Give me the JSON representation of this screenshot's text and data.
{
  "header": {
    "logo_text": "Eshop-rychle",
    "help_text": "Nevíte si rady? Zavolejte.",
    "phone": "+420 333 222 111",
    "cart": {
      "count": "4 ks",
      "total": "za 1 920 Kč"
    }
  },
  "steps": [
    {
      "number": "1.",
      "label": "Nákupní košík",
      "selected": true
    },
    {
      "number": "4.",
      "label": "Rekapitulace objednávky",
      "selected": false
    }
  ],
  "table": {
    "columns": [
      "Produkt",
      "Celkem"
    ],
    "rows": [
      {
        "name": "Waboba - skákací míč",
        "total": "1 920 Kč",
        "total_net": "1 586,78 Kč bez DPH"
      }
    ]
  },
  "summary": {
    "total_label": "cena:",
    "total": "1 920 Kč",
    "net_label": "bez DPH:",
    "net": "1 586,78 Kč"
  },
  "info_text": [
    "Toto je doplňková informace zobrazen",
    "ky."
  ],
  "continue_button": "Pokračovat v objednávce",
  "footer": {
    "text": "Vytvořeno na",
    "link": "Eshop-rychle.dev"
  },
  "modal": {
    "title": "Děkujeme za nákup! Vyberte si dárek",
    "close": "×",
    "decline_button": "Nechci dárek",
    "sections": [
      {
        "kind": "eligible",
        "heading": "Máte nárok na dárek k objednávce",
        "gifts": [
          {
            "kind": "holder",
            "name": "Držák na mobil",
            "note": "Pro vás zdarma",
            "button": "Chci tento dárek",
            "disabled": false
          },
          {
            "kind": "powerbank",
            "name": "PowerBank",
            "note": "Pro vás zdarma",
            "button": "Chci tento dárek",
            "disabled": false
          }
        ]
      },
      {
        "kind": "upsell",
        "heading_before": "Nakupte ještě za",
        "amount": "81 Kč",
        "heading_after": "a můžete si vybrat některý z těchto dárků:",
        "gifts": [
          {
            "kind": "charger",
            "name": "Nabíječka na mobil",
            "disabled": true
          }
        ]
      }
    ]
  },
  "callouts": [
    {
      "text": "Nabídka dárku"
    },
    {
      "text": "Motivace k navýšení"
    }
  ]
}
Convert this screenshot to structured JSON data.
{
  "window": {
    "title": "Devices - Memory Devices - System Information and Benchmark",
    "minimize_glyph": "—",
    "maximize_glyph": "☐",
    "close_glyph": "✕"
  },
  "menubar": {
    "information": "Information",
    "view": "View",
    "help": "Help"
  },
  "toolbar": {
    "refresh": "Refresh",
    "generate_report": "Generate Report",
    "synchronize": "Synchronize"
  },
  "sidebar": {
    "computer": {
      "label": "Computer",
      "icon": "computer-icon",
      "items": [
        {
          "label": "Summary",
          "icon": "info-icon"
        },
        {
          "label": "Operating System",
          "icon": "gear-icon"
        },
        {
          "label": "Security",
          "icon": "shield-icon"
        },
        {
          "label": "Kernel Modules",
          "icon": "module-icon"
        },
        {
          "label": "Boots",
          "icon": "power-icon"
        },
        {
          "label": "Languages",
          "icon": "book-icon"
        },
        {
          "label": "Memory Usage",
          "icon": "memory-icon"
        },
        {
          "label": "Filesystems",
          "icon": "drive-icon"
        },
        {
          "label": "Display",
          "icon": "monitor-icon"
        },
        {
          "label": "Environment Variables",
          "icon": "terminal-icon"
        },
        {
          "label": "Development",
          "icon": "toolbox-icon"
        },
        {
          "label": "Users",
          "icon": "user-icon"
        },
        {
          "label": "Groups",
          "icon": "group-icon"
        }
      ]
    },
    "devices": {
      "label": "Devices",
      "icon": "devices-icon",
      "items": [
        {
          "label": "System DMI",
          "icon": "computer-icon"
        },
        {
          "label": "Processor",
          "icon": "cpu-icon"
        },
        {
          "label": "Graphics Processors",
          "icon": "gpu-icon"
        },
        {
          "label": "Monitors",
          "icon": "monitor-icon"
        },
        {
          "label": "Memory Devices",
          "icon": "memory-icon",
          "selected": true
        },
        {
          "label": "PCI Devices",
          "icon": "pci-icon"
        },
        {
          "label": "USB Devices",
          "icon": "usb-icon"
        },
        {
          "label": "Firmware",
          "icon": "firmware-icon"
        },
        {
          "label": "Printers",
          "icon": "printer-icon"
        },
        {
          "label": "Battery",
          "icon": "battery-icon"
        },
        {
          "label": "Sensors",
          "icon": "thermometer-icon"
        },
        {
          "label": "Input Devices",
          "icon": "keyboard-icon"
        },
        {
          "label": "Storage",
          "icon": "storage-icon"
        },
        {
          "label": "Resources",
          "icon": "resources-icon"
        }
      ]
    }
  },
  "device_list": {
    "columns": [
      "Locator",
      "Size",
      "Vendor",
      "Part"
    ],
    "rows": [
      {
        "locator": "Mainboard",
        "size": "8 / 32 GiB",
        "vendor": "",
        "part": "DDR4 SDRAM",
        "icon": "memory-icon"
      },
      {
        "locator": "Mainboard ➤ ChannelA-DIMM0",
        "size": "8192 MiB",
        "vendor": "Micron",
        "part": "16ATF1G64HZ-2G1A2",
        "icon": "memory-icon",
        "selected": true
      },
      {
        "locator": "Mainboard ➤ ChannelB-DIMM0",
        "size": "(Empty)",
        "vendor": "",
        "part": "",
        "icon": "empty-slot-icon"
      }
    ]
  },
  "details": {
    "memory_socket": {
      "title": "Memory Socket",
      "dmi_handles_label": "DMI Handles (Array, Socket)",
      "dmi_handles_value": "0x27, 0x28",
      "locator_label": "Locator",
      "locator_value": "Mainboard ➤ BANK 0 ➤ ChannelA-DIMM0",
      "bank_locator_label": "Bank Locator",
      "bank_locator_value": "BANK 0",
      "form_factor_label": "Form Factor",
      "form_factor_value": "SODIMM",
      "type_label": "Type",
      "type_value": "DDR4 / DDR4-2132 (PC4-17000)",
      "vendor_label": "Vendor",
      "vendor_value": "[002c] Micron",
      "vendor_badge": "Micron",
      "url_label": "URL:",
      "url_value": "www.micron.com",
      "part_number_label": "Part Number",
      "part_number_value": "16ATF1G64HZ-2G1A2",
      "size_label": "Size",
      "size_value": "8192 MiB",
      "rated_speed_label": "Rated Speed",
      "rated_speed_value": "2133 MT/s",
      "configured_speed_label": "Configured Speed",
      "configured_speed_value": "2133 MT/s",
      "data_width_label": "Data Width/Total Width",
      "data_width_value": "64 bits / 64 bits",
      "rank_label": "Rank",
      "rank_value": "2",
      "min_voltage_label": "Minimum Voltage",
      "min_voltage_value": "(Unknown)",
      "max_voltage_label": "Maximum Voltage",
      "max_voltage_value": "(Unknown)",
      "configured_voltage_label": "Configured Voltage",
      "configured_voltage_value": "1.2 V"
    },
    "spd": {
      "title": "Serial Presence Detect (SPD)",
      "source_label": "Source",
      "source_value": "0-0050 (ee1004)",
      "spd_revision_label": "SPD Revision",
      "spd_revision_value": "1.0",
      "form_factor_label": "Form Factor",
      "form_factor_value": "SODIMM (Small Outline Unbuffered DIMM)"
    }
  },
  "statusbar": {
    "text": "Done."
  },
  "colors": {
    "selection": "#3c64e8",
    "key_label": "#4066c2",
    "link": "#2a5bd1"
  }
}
----
Exercise directions:
Reproduce every line of the material above exactly.

Exercise response:
Give me the JSON representation of this screenshot's text and data.
{
  "header": {
    "logo_text": "Eshop-rychle",
    "help_text": "Nevíte si rady? Zavolejte.",
    "phone": "+420 333 222 111",
    "cart": {
      "count": "4 ks",
      "total": "za 1 920 Kč"
    }
  },
  "steps": [
    {
      "number": "1.",
      "label": "Nákupní košík",
      "selected": true
    },
    {
      "number": "4.",
      "label": "Rekapitulace objednávky",
      "selected": false
    }
  ],
  "table": {
    "columns": [
      "Produkt",
      "Celkem"
    ],
    "rows": [
      {
        "name": "Waboba - skákací míč",
        "total": "1 920 Kč",
        "total_net": "1 586,78 Kč bez DPH"
      }
    ]
  },
  "summary": {
    "total_label": "cena:",
    "total": "1 920 Kč",
    "net_label": "bez DPH:",
    "net": "1 586,78 Kč"
  },
  "info_text": [
    "Toto je doplňková informace zobrazen",
    "ky."
  ],
  "continue_button": "Pokračovat v objednávce",
  "footer": {
    "text": "Vytvořeno na",
    "link": "Eshop-rychle.dev"
  },
  "modal": {
    "title": "Děkujeme za nákup! Vyberte si dárek",
    "close": "×",
    "decline_button": "Nechci dárek",
    "sections": [
      {
        "kind": "eligible",
        "heading": "Máte nárok na dárek k objednávce",
        "gifts": [
          {
            "kind": "holder",
            "name": "Držák na mobil",
            "note": "Pro vás zdarma",
            "button": "Chci tento dárek",
            "disabled": false
          },
          {
            "kind": "powerbank",
            "name": "PowerBank",
            "note": "Pro vás zdarma",
            "button": "Chci tento dárek",
            "disabled": false
          }
        ]
      },
      {
        "kind": "upsell",
        "heading_before": "Nakupte ještě za",
        "amount": "81 Kč",
        "heading_after": "a můžete si vybrat některý z těchto dárků:",
        "gifts": [
          {
            "kind": "charger",
            "name": "Nabíječka na mobil",
            "disabled": true
          }
        ]
      }
    ]
  },
  "callouts": [
    {
      "text": "Nabídka dárku"
    },
    {
      "text": "Motivace k navýšení"
    }
  ]
}
Convert this screenshot to structured JSON data.
{
  "window": {
    "title": "Devices - Memory Devices - System Information and Benchmark",
    "minimize_glyph": "—",
    "maximize_glyph": "☐",
    "close_glyph": "✕"
  },
  "menubar": {
    "information": "Information",
    "view": "View",
    "help": "Help"
  },
  "toolbar": {
    "refresh": "Refresh",
    "generate_report": "Generate Report",
    "synchronize": "Synchronize"
  },
  "sidebar": {
    "computer": {
      "label": "Computer",
      "icon": "computer-icon",
      "items": [
        {
          "label": "Summary",
          "icon": "info-icon"
        },
        {
          "label": "Operating System",
          "icon": "gear-icon"
        },
        {
          "label": "Security",
          "icon": "shield-icon"
        },
        {
          "label": "Kernel Modules",
          "icon": "module-icon"
        },
        {
          "label": "Boots",
          "icon": "power-icon"
        },
        {
          "label": "Languages",
          "icon": "book-icon"
        },
        {
          "label": "Memory Usage",
          "icon": "memory-icon"
        },
        {
          "label": "Filesystems",
          "icon": "drive-icon"
        },
        {
          "label": "Display",
          "icon": "monitor-icon"
        },
        {
          "label": "Environment Variables",
          "icon": "terminal-icon"
        },
        {
          "label": "Development",
          "icon": "toolbox-icon"
        },
        {
          "label": "Users",
          "icon": "user-icon"
        },
        {
          "label": "Groups",
          "icon": "group-icon"
        }
      ]
    },
    "devices": {
      "label": "Devices",
      "icon": "devices-icon",
      "items": [
        {
          "label": "System DMI",
          "icon": "computer-icon"
        },
        {
          "label": "Processor",
          "icon": "cpu-icon"
        },
        {
          "label": "Graphics Processors",
          "icon": "gpu-icon"
        },
        {
          "label": "Monitors",
          "icon": "monitor-icon"
        },
        {
          "label": "Memory Devices",
          "icon": "memory-icon",
          "selected": true
        },
        {
          "label": "PCI Devices",
          "icon": "pci-icon"
        },
        {
          "label": "USB Devices",
          "icon": "usb-icon"
        },
        {
          "label": "Firmware",
          "icon": "firmware-icon"
        },
        {
          "label": "Printers",
          "icon": "printer-icon"
        },
        {
          "label": "Battery",
          "icon": "battery-icon"
        },
        {
          "label": "Sensors",
          "icon": "thermometer-icon"
        },
        {
          "label": "Input Devices",
          "icon": "keyboard-icon"
        },
        {
          "label": "Storage",
          "icon": "storage-icon"
        },
        {
          "label": "Resources",
          "icon": "resources-icon"
        }
      ]
    }
  },
  "device_list": {
    "columns": [
      "Locator",
      "Size",
      "Vendor",
      "Part"
    ],
    "rows": [
      {
        "locator": "Mainboard",
        "size": "8 / 32 GiB",
        "vendor": "",
        "part": "DDR4 SDRAM",
        "icon": "memory-icon"
      },
      {
        "locator": "Mainboard ➤ ChannelA-DIMM0",
        "size": "8192 MiB",
        "vendor": "Micron",
        "part": "16ATF1G64HZ-2G1A2",
        "icon": "memory-icon",
        "selected": true
      },
      {
        "locator": "Mainboard ➤ ChannelB-DIMM0",
        "size": "(Empty)",
        "vendor": "",
        "part": "",
        "icon": "empty-slot-icon"
      }
    ]
  },
  "details": {
    "memory_socket": {
      "title": "Memory Socket",
      "dmi_handles_label": "DMI Handles (Array, Socket)",
      "dmi_handles_value": "0x27, 0x28",
      "locator_label": "Locator",
      "locator_value": "Mainboard ➤ BANK 0 ➤ ChannelA-DIMM0",
      "bank_locator_label": "Bank Locator",
      "bank_locator_value": "BANK 0",
      "form_factor_label": "Form Factor",
      "form_factor_value": "SODIMM",
      "type_label": "Type",
      "type_value": "DDR4 / DDR4-2132 (PC4-17000)",
      "vendor_label": "Vendor",
      "vendor_value": "[002c] Micron",
      "vendor_badge": "Micron",
      "url_label": "URL:",
      "url_value": "www.micron.com",
      "part_number_label": "Part Number",
      "part_number_value": "16ATF1G64HZ-2G1A2",
      "size_label": "Size",
      "size_value": "8192 MiB",
      "rated_speed_label": "Rated Speed",
      "rated_speed_value": "2133 MT/s",
      "configured_speed_label": "Configured Speed",
      "configured_speed_value": "2133 MT/s",
      "data_width_label": "Data Width/Total Width",
      "data_width_value": "64 bits / 64 bits",
      "rank_label": "Rank",
      "rank_value": "2",
      "min_voltage_label": "Minimum Voltage",
      "min_voltage_value": "(Unknown)",
      "max_voltage_label": "Maximum Voltage",
      "max_voltage_value": "(Unknown)",
      "configured_voltage_label": "Configured Voltage",
      "configured_voltage_value": "1.2 V"
    },
    "spd": {
      "title": "Serial Presence Detect (SPD)",
      "source_label": "Source",
      "source_value": "0-0050 (ee1004)",
      "spd_revision_label": "SPD Revision",
      "spd_revision_value": "1.0",
      "form_factor_label": "Form Factor",
      "form_factor_value": "SODIMM (Small Outline Unbuffered DIMM)"
    }
  },
  "statusbar": {
    "text": "Done."
  },
  "colors": {
    "selection": "#3c64e8",
    "key_label": "#4066c2",
    "link": "#2a5bd1"
  }
}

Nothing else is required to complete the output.